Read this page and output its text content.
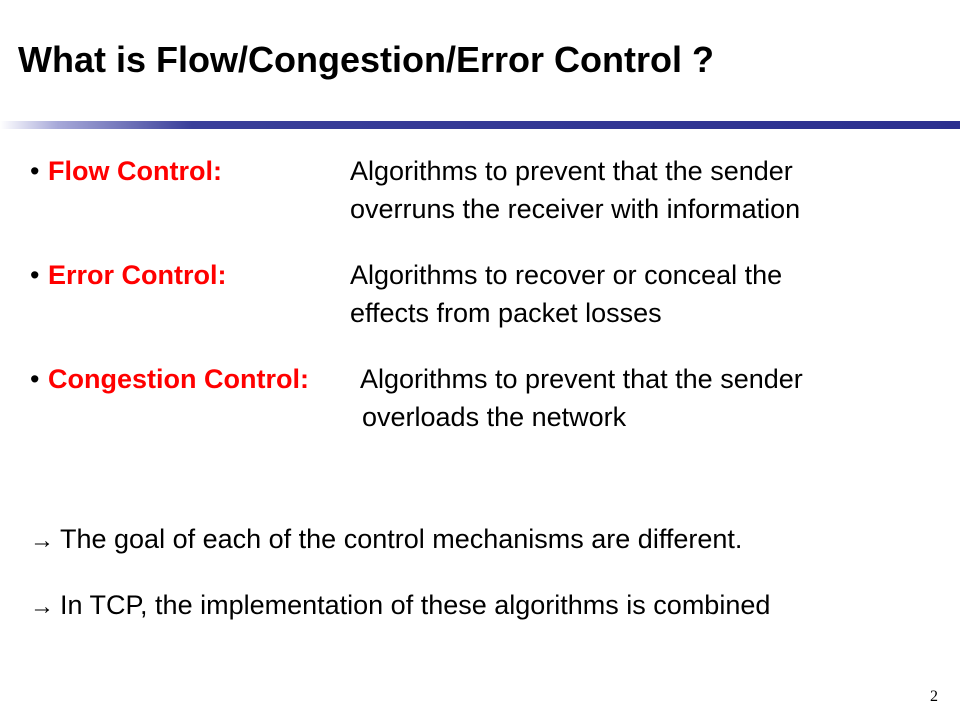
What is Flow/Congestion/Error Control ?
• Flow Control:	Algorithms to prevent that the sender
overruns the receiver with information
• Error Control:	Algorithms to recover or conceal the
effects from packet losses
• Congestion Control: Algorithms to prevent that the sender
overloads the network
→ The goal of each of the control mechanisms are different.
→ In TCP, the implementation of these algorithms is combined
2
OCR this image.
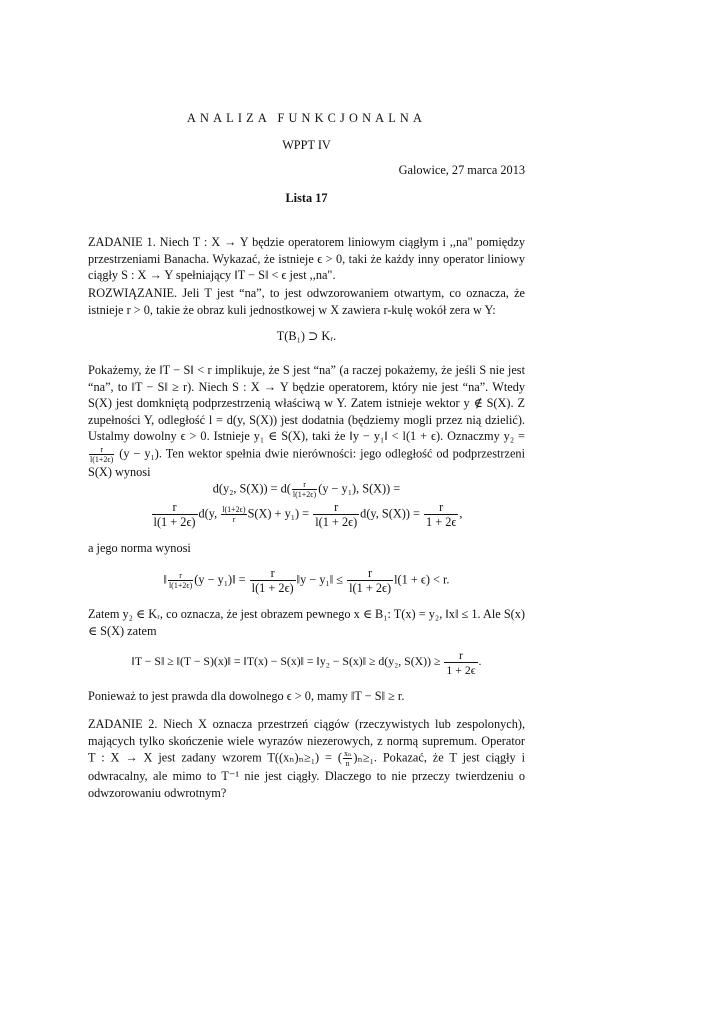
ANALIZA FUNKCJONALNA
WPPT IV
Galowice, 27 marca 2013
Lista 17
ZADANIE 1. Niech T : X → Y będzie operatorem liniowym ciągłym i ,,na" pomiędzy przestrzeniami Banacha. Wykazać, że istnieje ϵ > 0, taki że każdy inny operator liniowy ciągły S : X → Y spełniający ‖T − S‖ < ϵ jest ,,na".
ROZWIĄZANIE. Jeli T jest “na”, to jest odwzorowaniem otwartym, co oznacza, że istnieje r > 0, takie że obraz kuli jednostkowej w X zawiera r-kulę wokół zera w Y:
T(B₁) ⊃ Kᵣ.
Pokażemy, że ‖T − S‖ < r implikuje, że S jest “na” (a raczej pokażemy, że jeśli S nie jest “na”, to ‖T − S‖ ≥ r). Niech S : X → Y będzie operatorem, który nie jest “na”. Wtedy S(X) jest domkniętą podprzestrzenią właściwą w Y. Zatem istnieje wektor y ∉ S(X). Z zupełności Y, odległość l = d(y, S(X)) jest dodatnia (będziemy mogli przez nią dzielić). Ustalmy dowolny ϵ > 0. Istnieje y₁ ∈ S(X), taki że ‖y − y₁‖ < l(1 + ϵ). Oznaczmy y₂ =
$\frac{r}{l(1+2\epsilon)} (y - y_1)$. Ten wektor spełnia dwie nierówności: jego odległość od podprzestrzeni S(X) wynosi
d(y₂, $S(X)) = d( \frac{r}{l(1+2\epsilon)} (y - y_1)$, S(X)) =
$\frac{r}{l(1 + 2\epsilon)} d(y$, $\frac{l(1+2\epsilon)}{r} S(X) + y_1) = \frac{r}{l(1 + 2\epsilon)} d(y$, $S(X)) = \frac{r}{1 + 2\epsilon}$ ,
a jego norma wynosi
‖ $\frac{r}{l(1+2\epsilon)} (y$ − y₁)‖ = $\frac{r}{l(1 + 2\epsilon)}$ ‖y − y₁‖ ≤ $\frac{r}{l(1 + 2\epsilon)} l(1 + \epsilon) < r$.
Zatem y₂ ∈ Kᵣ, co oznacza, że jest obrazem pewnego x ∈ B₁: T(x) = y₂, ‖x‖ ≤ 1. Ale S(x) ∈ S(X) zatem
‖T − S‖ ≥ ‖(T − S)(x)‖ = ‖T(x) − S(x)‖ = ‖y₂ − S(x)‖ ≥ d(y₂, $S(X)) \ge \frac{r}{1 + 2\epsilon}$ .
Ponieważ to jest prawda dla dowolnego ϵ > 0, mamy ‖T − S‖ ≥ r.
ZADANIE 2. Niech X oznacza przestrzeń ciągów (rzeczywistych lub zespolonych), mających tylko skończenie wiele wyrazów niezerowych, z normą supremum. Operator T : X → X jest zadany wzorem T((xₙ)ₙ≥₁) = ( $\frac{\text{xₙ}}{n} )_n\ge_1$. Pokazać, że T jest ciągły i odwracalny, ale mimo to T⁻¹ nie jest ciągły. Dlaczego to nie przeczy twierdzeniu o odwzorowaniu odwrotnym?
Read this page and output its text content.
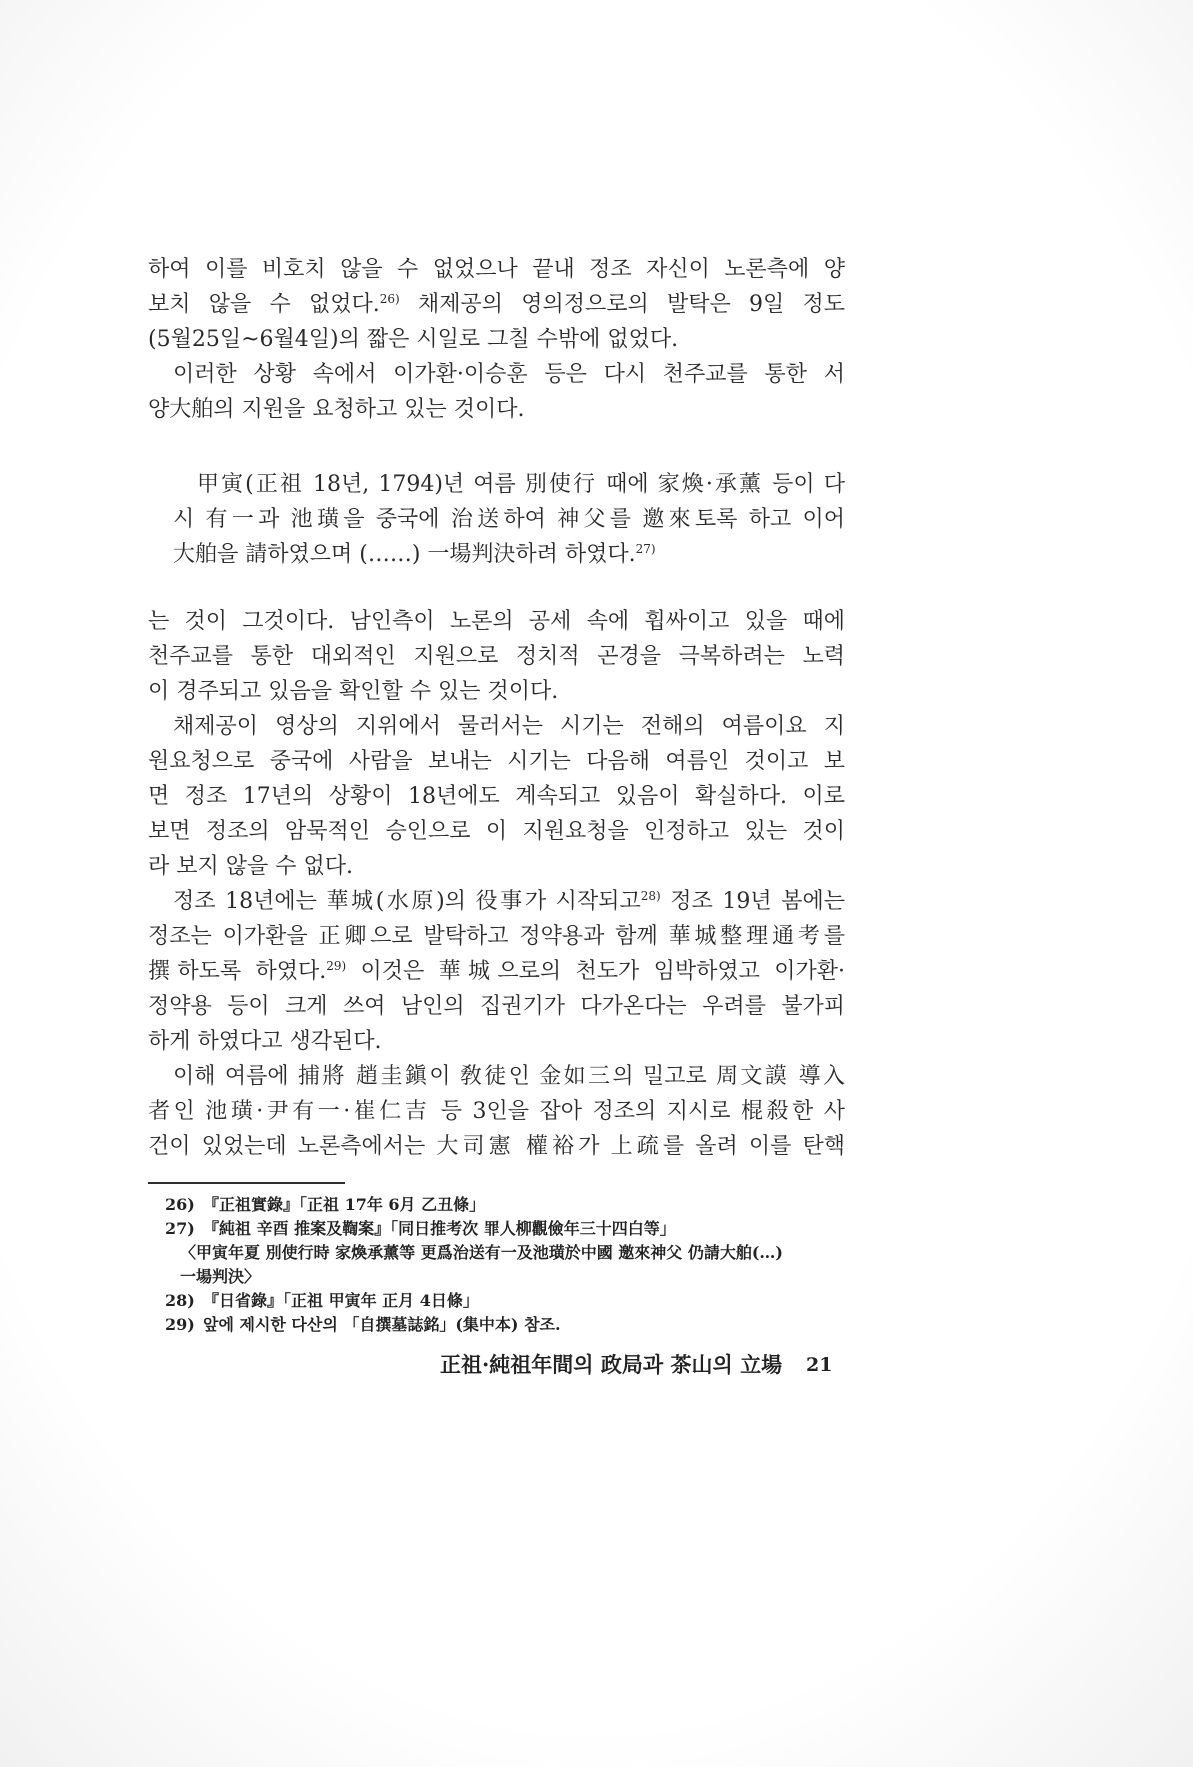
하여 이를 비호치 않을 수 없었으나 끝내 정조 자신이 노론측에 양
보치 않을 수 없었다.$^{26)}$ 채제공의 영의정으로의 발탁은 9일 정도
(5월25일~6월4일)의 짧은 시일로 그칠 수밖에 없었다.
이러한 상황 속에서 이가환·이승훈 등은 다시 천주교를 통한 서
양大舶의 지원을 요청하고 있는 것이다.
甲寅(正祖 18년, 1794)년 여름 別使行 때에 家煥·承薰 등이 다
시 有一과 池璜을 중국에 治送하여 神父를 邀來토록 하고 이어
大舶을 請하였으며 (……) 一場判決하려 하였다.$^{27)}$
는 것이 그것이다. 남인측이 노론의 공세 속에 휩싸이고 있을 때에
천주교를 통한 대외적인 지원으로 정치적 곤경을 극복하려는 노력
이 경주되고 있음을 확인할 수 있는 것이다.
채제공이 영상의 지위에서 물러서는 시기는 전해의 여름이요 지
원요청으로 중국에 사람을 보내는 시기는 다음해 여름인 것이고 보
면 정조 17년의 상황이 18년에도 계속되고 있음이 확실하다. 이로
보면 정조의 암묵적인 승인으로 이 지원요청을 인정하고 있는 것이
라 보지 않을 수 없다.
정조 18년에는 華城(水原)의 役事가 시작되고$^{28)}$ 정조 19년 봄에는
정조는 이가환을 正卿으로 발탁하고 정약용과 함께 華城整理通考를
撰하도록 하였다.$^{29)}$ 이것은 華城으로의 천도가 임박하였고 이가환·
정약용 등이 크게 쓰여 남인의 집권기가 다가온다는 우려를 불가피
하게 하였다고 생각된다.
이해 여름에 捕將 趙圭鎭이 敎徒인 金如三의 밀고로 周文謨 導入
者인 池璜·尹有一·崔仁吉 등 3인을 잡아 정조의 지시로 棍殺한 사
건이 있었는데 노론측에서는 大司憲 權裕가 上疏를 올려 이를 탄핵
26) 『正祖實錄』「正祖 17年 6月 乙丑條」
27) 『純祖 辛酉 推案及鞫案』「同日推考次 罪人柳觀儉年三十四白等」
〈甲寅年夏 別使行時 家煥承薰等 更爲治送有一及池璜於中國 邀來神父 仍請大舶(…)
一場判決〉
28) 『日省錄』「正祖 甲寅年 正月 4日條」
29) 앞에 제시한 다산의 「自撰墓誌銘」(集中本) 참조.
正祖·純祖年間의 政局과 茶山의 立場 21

__Given instruction__. Skip the pictures and transcribe the rest of the records exactly.

__The solution__.
Read this page and output its text content.
What is Flow/Congestion/Error Control ?
• Flow Control:	Algorithms to prevent that the sender
overruns the receiver with information
• Error Control:	Algorithms to recover or conceal the
effects from packet losses
• Congestion Control: Algorithms to prevent that the sender
overloads the network
→ The goal of each of the control mechanisms are different.
→ In TCP, the implementation of these algorithms is combined
2
OCR this image.
ANALIZA FUNKCJONALNA
WPPT IV
Galowice, 27 marca 2013
Lista 17
ZADANIE 1. Niech T : X → Y będzie operatorem liniowym ciągłym i ,,na" pomiędzy przestrzeniami Banacha. Wykazać, że istnieje ϵ > 0, taki że każdy inny operator liniowy ciągły S : X → Y spełniający ‖T − S‖ < ϵ jest ,,na".
ROZWIĄZANIE. Jeli T jest “na”, to jest odwzorowaniem otwartym, co oznacza, że istnieje r > 0, takie że obraz kuli jednostkowej w X zawiera r-kulę wokół zera w Y:
T(B₁) ⊃ Kᵣ.
Pokażemy, że ‖T − S‖ < r implikuje, że S jest “na” (a raczej pokażemy, że jeśli S nie jest “na”, to ‖T − S‖ ≥ r). Niech S : X → Y będzie operatorem, który nie jest “na”. Wtedy S(X) jest domkniętą podprzestrzenią właściwą w Y. Zatem istnieje wektor y ∉ S(X). Z zupełności Y, odległość l = d(y, S(X)) jest dodatnia (będziemy mogli przez nią dzielić). Ustalmy dowolny ϵ > 0. Istnieje y₁ ∈ S(X), taki że ‖y − y₁‖ < l(1 + ϵ). Oznaczmy y₂ =
$\frac{r}{l(1+2\epsilon)} (y - y_1)$. Ten wektor spełnia dwie nierówności: jego odległość od podprzestrzeni S(X) wynosi
d(y₂, $S(X)) = d( \frac{r}{l(1+2\epsilon)} (y - y_1)$, S(X)) =
$\frac{r}{l(1 + 2\epsilon)} d(y$, $\frac{l(1+2\epsilon)}{r} S(X) + y_1) = \frac{r}{l(1 + 2\epsilon)} d(y$, $S(X)) = \frac{r}{1 + 2\epsilon}$ ,
a jego norma wynosi
‖ $\frac{r}{l(1+2\epsilon)} (y$ − y₁)‖ = $\frac{r}{l(1 + 2\epsilon)}$ ‖y − y₁‖ ≤ $\frac{r}{l(1 + 2\epsilon)} l(1 + \epsilon) < r$.
Zatem y₂ ∈ Kᵣ, co oznacza, że jest obrazem pewnego x ∈ B₁: T(x) = y₂, ‖x‖ ≤ 1. Ale S(x) ∈ S(X) zatem
‖T − S‖ ≥ ‖(T − S)(x)‖ = ‖T(x) − S(x)‖ = ‖y₂ − S(x)‖ ≥ d(y₂, $S(X)) \ge \frac{r}{1 + 2\epsilon}$ .
Ponieważ to jest prawda dla dowolnego ϵ > 0, mamy ‖T − S‖ ≥ r.
ZADANIE 2. Niech X oznacza przestrzeń ciągów (rzeczywistych lub zespolonych), mających tylko skończenie wiele wyrazów niezerowych, z normą supremum. Operator T : X → X jest zadany wzorem T((xₙ)ₙ≥₁) = ( $\frac{\text{xₙ}}{n} )_n\ge_1$. Pokazać, że T jest ciągły i odwracalny, ale mimo to T⁻¹ nie jest ciągły. Dlaczego to nie przeczy twierdzeniu o odwzorowaniu odwrotnym?
Read this page and output its text content.
하여 이를 비호치 않을 수 없었으나 끝내 정조 자신이 노론측에 양
보치 않을 수 없었다.$^{26)}$ 채제공의 영의정으로의 발탁은 9일 정도
(5월25일~6월4일)의 짧은 시일로 그칠 수밖에 없었다.
이러한 상황 속에서 이가환·이승훈 등은 다시 천주교를 통한 서
양大舶의 지원을 요청하고 있는 것이다.
甲寅(正祖 18년, 1794)년 여름 別使行 때에 家煥·承薰 등이 다
시 有一과 池璜을 중국에 治送하여 神父를 邀來토록 하고 이어
大舶을 請하였으며 (……) 一場判決하려 하였다.$^{27)}$
는 것이 그것이다. 남인측이 노론의 공세 속에 휩싸이고 있을 때에
천주교를 통한 대외적인 지원으로 정치적 곤경을 극복하려는 노력
이 경주되고 있음을 확인할 수 있는 것이다.
채제공이 영상의 지위에서 물러서는 시기는 전해의 여름이요 지
원요청으로 중국에 사람을 보내는 시기는 다음해 여름인 것이고 보
면 정조 17년의 상황이 18년에도 계속되고 있음이 확실하다. 이로
보면 정조의 암묵적인 승인으로 이 지원요청을 인정하고 있는 것이
라 보지 않을 수 없다.
정조 18년에는 華城(水原)의 役事가 시작되고$^{28)}$ 정조 19년 봄에는
정조는 이가환을 正卿으로 발탁하고 정약용과 함께 華城整理通考를
撰하도록 하였다.$^{29)}$ 이것은 華城으로의 천도가 임박하였고 이가환·
정약용 등이 크게 쓰여 남인의 집권기가 다가온다는 우려를 불가피
하게 하였다고 생각된다.
이해 여름에 捕將 趙圭鎭이 敎徒인 金如三의 밀고로 周文謨 導入
者인 池璜·尹有一·崔仁吉 등 3인을 잡아 정조의 지시로 棍殺한 사
건이 있었는데 노론측에서는 大司憲 權裕가 上疏를 올려 이를 탄핵
26) 『正祖實錄』「正祖 17年 6月 乙丑條」
27) 『純祖 辛酉 推案及鞫案』「同日推考次 罪人柳觀儉年三十四白等」
〈甲寅年夏 別使行時 家煥承薰等 更爲治送有一及池璜於中國 邀來神父 仍請大舶(…)
一場判決〉
28) 『日省錄』「正祖 甲寅年 正月 4日條」
29) 앞에 제시한 다산의 「自撰墓誌銘」(集中本) 참조.
正祖·純祖年間의 政局과 茶山의 立場 21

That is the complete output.